— Begin Provided records —

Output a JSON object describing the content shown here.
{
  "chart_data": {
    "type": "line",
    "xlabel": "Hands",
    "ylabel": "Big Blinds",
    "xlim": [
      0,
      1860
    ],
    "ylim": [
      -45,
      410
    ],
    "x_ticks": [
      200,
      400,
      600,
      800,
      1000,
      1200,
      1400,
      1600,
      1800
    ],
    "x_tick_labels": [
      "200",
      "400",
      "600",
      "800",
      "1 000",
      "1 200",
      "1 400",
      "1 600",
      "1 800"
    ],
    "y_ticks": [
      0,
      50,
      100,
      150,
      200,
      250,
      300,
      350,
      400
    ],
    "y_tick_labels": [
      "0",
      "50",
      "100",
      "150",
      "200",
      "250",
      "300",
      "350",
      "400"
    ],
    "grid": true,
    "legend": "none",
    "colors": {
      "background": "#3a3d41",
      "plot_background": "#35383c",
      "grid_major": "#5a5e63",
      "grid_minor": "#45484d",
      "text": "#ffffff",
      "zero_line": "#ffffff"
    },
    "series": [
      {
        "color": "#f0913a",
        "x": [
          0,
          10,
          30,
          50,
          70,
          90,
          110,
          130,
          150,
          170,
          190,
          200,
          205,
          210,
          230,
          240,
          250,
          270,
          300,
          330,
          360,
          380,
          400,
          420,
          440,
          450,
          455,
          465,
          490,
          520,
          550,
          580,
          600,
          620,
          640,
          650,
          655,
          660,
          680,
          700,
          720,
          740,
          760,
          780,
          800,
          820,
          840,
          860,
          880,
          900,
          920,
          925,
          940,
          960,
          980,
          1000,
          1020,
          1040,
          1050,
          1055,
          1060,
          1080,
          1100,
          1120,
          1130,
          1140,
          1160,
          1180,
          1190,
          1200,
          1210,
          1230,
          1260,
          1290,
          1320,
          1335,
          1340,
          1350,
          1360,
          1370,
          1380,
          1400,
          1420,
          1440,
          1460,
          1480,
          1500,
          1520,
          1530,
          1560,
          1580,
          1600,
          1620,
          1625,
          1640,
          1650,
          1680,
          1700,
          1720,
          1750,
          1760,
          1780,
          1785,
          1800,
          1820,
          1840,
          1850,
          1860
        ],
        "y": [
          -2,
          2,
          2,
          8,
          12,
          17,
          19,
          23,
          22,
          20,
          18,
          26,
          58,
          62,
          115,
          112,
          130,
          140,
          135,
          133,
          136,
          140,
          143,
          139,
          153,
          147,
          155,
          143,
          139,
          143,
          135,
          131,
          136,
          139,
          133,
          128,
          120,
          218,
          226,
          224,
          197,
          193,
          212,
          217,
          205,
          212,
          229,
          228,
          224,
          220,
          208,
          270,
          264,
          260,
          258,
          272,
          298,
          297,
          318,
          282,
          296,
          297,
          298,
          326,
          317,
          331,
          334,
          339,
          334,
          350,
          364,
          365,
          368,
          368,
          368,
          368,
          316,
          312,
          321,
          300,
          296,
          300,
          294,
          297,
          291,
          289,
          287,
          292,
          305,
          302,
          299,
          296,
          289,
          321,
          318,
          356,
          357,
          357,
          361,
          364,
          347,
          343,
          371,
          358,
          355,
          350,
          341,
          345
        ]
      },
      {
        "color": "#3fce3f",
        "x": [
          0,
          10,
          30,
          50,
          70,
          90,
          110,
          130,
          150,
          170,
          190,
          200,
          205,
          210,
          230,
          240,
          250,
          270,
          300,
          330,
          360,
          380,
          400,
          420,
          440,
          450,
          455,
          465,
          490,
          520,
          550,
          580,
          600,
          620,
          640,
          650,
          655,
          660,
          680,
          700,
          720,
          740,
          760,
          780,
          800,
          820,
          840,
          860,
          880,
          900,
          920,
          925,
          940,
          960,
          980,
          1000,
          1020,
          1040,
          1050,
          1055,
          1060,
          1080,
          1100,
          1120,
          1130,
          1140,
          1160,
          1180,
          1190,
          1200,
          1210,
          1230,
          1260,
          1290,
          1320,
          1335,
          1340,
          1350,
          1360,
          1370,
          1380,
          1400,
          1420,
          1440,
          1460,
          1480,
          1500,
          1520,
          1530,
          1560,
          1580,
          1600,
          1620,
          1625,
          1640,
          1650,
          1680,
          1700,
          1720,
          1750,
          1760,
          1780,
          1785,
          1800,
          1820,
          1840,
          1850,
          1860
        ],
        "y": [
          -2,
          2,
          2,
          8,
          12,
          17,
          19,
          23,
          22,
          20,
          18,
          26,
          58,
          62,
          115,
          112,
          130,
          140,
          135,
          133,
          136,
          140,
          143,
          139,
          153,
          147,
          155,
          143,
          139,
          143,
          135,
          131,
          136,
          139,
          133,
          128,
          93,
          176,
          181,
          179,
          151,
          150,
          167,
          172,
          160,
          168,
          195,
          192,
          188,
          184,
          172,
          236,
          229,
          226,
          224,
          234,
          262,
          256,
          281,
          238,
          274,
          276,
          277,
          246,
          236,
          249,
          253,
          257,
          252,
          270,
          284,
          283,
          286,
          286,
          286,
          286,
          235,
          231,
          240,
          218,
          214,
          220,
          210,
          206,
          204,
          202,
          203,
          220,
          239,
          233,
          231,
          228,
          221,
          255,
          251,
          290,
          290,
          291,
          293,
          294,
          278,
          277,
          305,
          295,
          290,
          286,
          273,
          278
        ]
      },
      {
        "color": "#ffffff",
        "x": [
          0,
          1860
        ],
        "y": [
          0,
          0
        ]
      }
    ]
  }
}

— End Provided records —

• [Given request]:
Go through the material above and copy each line that has the word "ffffff".

• [Correct answer]:
      "text": "#ffffff",
      "zero_line": "#ffffff"
        "color": "#ffffff",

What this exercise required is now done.